Find the lines that contain the word "allele" and copy each one.

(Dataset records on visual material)
* * * * * * * * *

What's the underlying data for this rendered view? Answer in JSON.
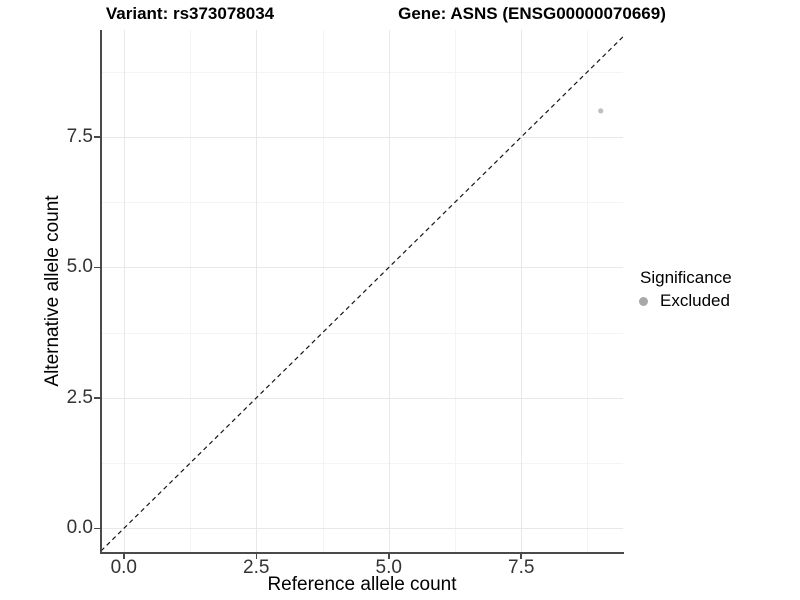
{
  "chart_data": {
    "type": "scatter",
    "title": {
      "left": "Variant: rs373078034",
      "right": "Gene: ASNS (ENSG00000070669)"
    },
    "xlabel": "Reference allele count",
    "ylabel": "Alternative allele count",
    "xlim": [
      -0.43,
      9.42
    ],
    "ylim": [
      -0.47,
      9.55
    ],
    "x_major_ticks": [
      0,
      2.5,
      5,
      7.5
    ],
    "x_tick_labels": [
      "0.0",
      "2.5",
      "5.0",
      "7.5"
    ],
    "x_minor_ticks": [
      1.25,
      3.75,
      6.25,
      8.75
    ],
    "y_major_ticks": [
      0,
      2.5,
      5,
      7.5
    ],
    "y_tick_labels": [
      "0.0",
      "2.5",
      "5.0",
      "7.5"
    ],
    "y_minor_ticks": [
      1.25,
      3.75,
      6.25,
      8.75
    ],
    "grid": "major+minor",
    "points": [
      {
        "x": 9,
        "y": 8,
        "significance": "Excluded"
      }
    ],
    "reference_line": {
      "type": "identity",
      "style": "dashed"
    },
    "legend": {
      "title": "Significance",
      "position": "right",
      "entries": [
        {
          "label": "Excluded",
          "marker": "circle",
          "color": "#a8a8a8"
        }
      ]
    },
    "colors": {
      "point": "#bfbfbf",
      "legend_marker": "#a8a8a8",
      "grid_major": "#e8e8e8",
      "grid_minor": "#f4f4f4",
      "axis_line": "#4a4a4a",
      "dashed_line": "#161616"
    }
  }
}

* * * * * * * * *

SOLUTION TO THE EXERCISE
    "xlabel": "Reference allele count",
    "ylabel": "Alternative allele count",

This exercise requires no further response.